→ **Written request**: List every line in this data where the string "中国地质大学" occurs.

→ **Given information**:
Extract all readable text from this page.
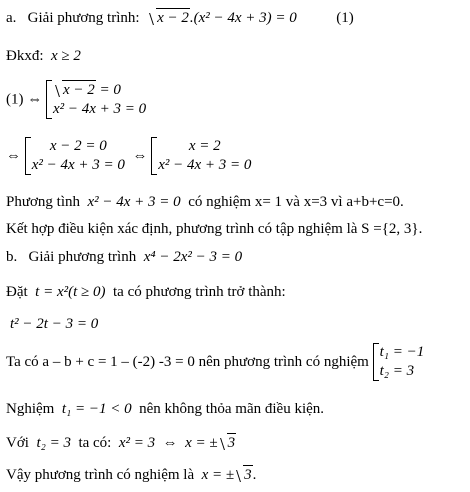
a. Giải phương trình: x − 2.(x² − 4x + 3) = 0	(1)
Đkxđ: x ≥ 2
(1) ⇔
x − 2 = 0
x² − 4x + 3 = 0
⇔
x − 2 = 0
x² − 4x + 3 = 0
⇔
x = 2
x² − 4x + 3 = 0
Phương tình x² − 4x + 3 = 0 có nghiệm x= 1 và x=3 vì a+b+c=0.
Kết hợp điều kiện xác định, phương trình có tập nghiệm là S ={2, 3}.
b. Giải phương trình x⁴ − 2x² − 3 = 0
Đặt t = x²(t ≥ 0) ta có phương trình trở thành:
t² − 2t − 3 = 0
Ta có a – b + c = 1 – (-2) -3 = 0 nên phương trình có nghiệm
t₁ = −1
t₂ = 3
Nghiệm t₁ = −1 < 0 nên không thỏa mãn điều kiện.
Với t₂ = 3 ta có: x² = 3 ⇔ x = ± 3
Vậy phương trình có nghiệm là x = ± 3.
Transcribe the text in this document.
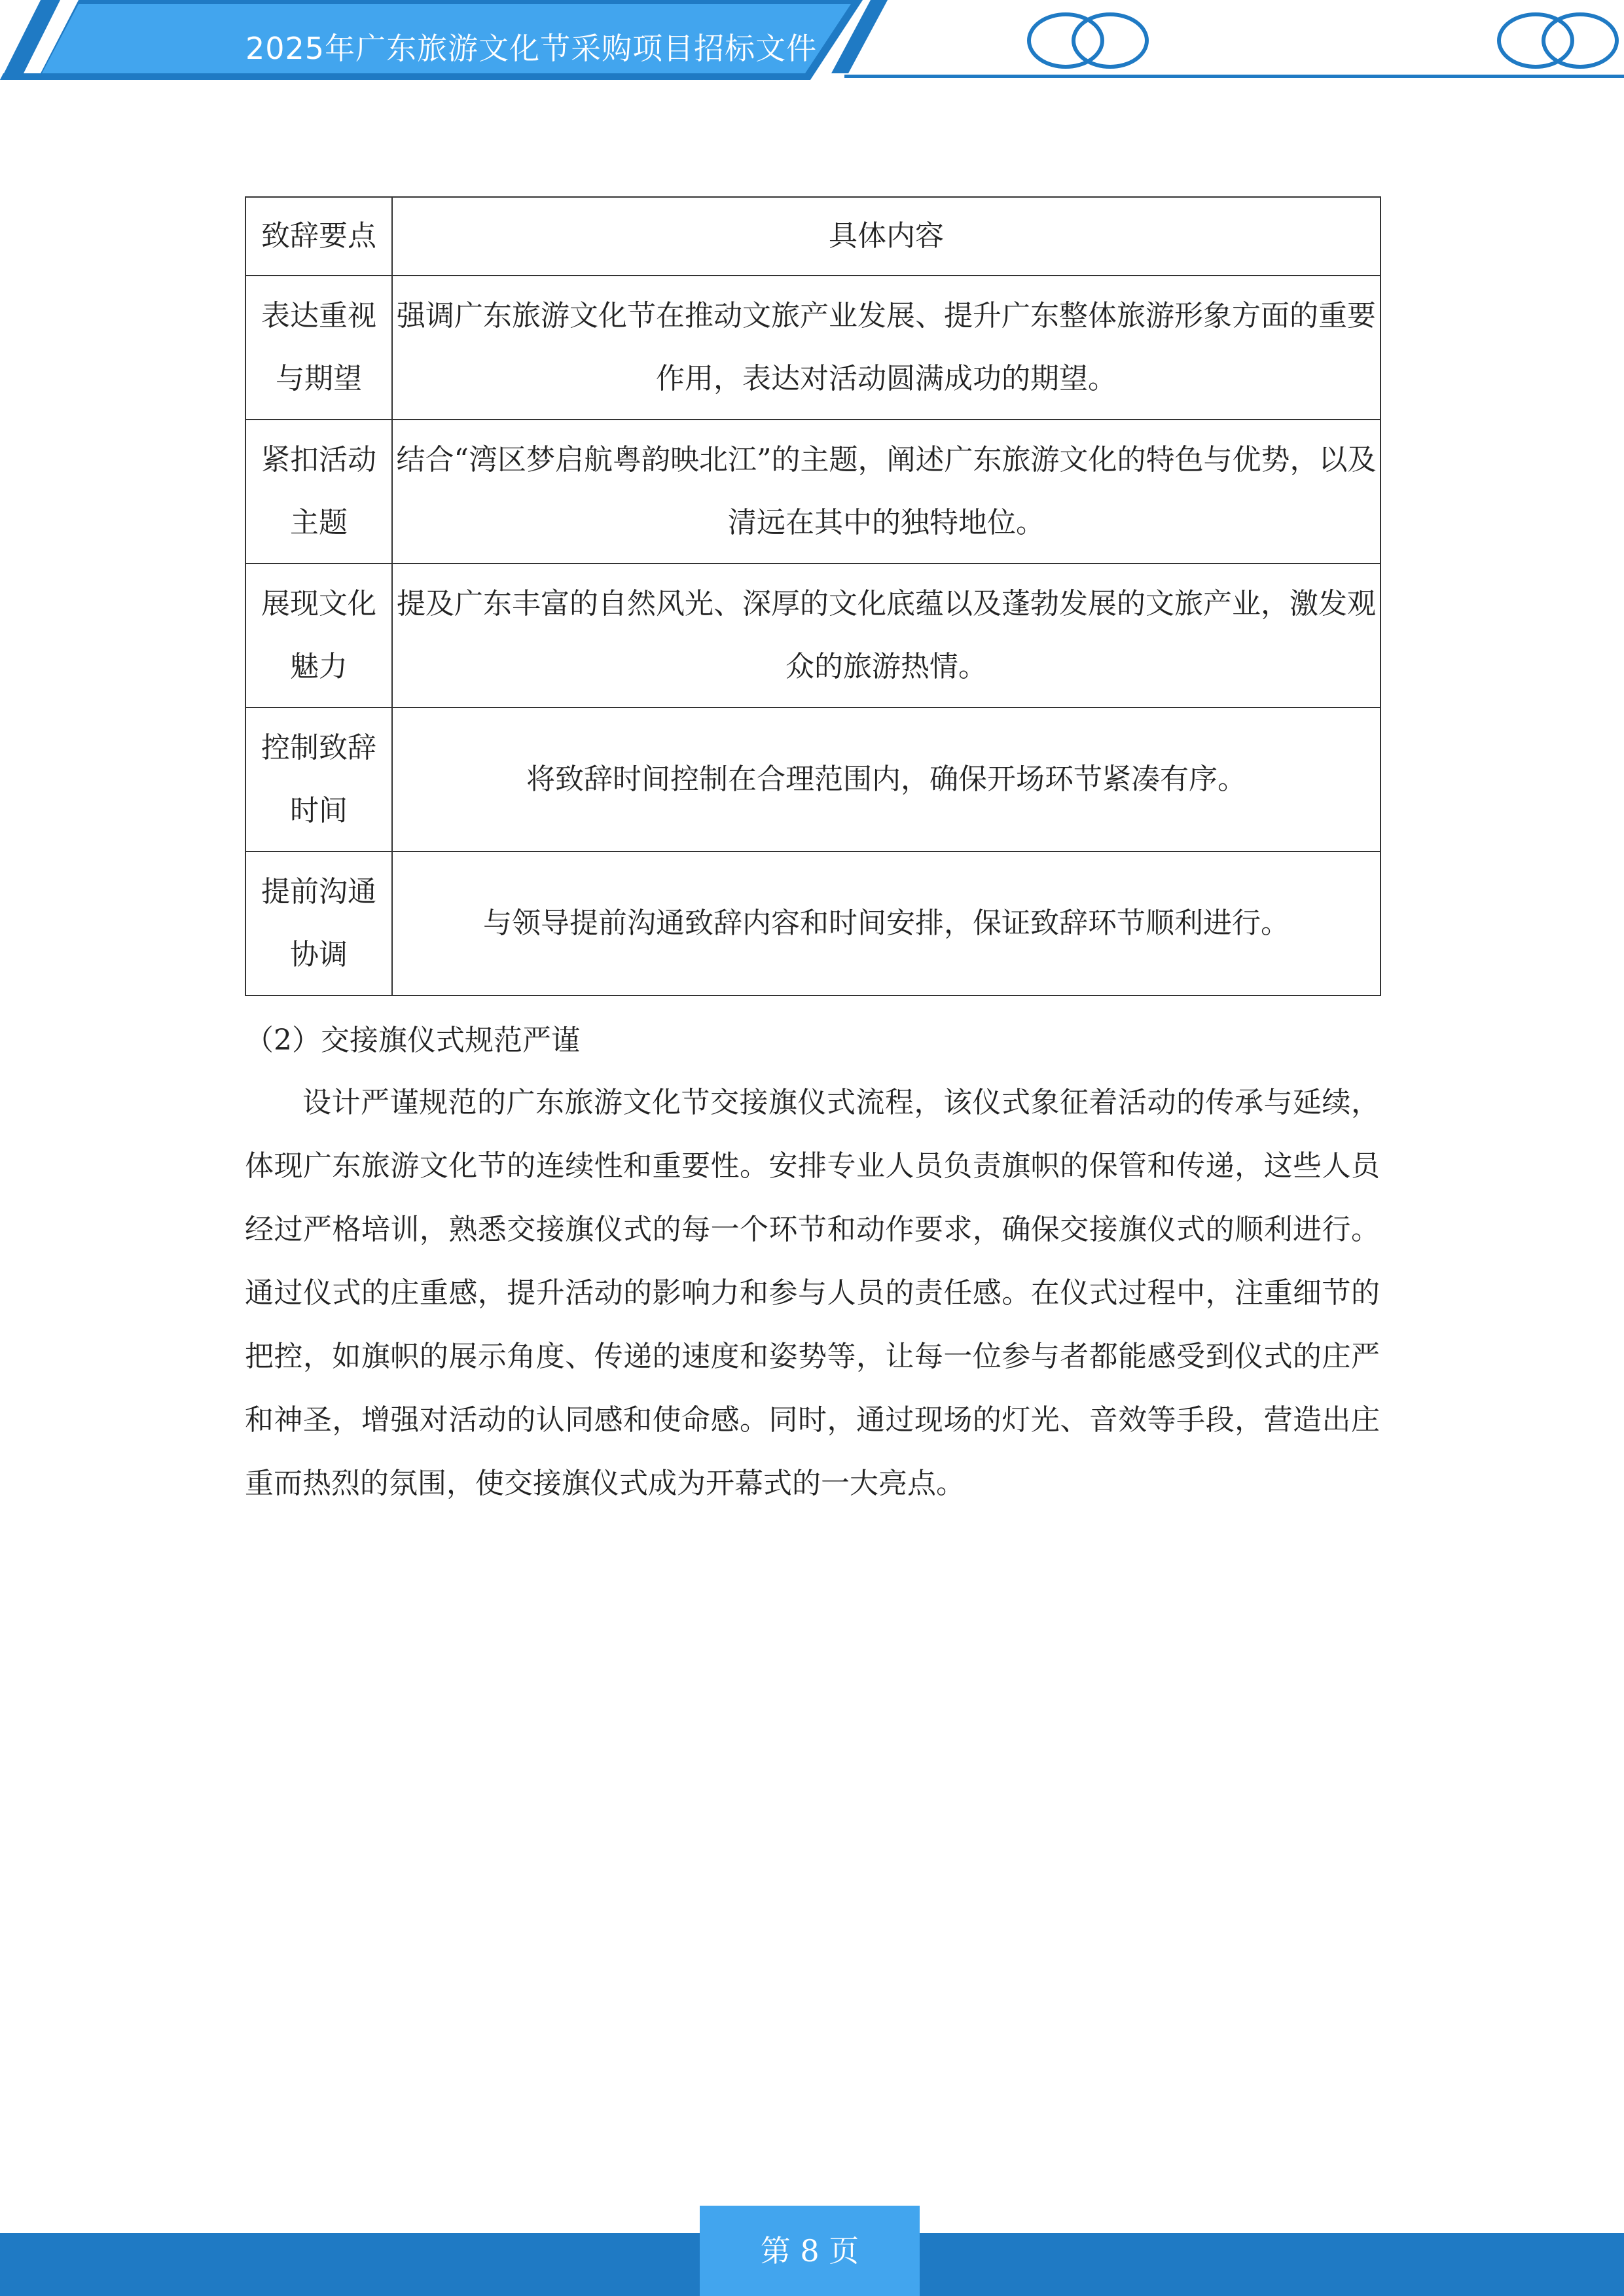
2025年广东旅游文化节采购项目招标文件
致辞要点	具体内容
表达重视与期望	强调广东旅游文化节在推动文旅产业发展、提升广东整体旅游形象方面的重要作用，表达对活动圆满成功的期望。
紧扣活动主题	结合“湾区梦启航粤韵映北江”的主题，阐述广东旅游文化的特色与优势，以及清远在其中的独特地位。
展现文化魅力	提及广东丰富的自然风光、深厚的文化底蕴以及蓬勃发展的文旅产业，激发观众的旅游热情。
控制致辞时间	将致辞时间控制在合理范围内，确保开场环节紧凑有序。
提前沟通协调	与领导提前沟通致辞内容和时间安排，保证致辞环节顺利进行。
（2）交接旗仪式规范严谨

设计严谨规范的广东旅游文化节交接旗仪式流程，该仪式象征着活动的传承与延续，体现广东旅游文化节的连续性和重要性。安排专业人员负责旗帜的保管和传递，这些人员经过严格培训，熟悉交接旗仪式的每一个环节和动作要求，确保交接旗仪式的顺利进行。通过仪式的庄重感，提升活动的影响力和参与人员的责任感。在仪式过程中，注重细节的把控，如旗帜的展示角度、传递的速度和姿势等，让每一位参与者都能感受到仪式的庄严和神圣，增强对活动的认同感和使命感。同时，通过现场的灯光、音效等手段，营造出庄重而热烈的氛围，使交接旗仪式成为开幕式的一大亮点。

第 8 页
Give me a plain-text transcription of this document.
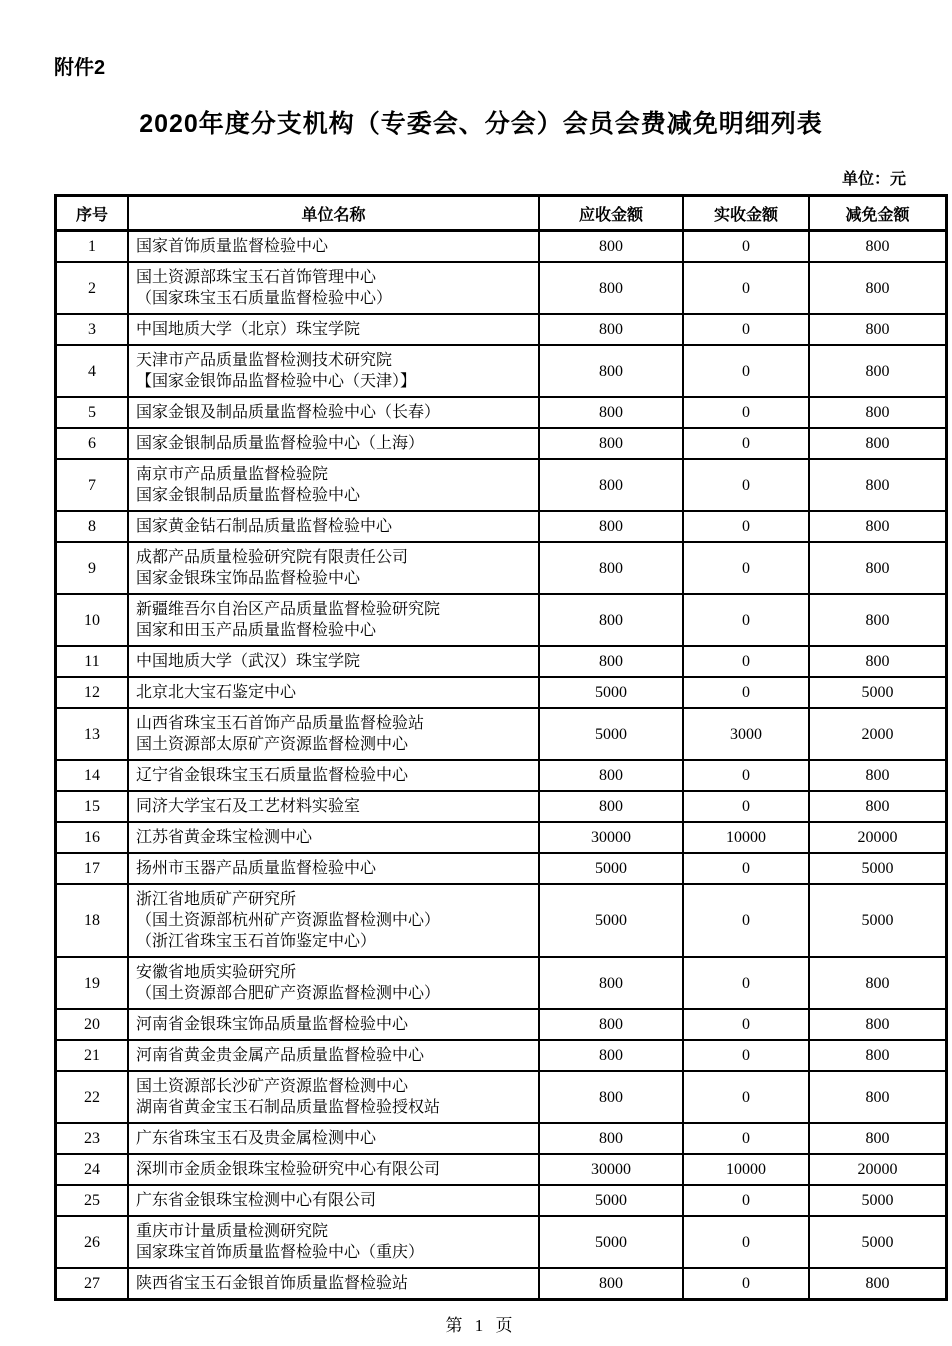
附件2
2020年度分支机构（专委会、分会）会员会费减免明细列表
单位：元
序号	单位名称	应收金额	实收金额	减免金额
1	国家首饰质量监督检验中心	800	0	800
2	国土资源部珠宝玉石首饰管理中心
（国家珠宝玉石质量监督检验中心）	800	0	800
3	中国地质大学（北京）珠宝学院	800	0	800
4	天津市产品质量监督检测技术研究院
【国家金银饰品监督检验中心（天津）】	800	0	800
5	国家金银及制品质量监督检验中心（长春）	800	0	800
6	国家金银制品质量监督检验中心（上海）	800	0	800
7	南京市产品质量监督检验院
国家金银制品质量监督检验中心	800	0	800
8	国家黄金钻石制品质量监督检验中心	800	0	800
9	成都产品质量检验研究院有限责任公司
国家金银珠宝饰品监督检验中心	800	0	800
10	新疆维吾尔自治区产品质量监督检验研究院
国家和田玉产品质量监督检验中心	800	0	800
11	中国地质大学（武汉）珠宝学院	800	0	800
12	北京北大宝石鉴定中心	5000	0	5000
13	山西省珠宝玉石首饰产品质量监督检验站
国土资源部太原矿产资源监督检测中心	5000	3000	2000
14	辽宁省金银珠宝玉石质量监督检验中心	800	0	800
15	同济大学宝石及工艺材料实验室	800	0	800
16	江苏省黄金珠宝检测中心	30000	10000	20000
17	扬州市玉器产品质量监督检验中心	5000	0	5000
18	浙江省地质矿产研究所
（国土资源部杭州矿产资源监督检测中心）
（浙江省珠宝玉石首饰鉴定中心）	5000	0	5000
19	安徽省地质实验研究所
（国土资源部合肥矿产资源监督检测中心）	800	0	800
20	河南省金银珠宝饰品质量监督检验中心	800	0	800
21	河南省黄金贵金属产品质量监督检验中心	800	0	800
22	国土资源部长沙矿产资源监督检测中心
湖南省黄金宝玉石制品质量监督检验授权站	800	0	800
23	广东省珠宝玉石及贵金属检测中心	800	0	800
24	深圳市金质金银珠宝检验研究中心有限公司	30000	10000	20000
25	广东省金银珠宝检测中心有限公司	5000	0	5000
26	重庆市计量质量检测研究院
国家珠宝首饰质量监督检验中心（重庆）	5000	0	5000
27	陕西省宝玉石金银首饰质量监督检验站	800	0	800
第 1 页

→ **Written response**:
3	中国地质大学（北京）珠宝学院	800	0	800
11	中国地质大学（武汉）珠宝学院	800	0	800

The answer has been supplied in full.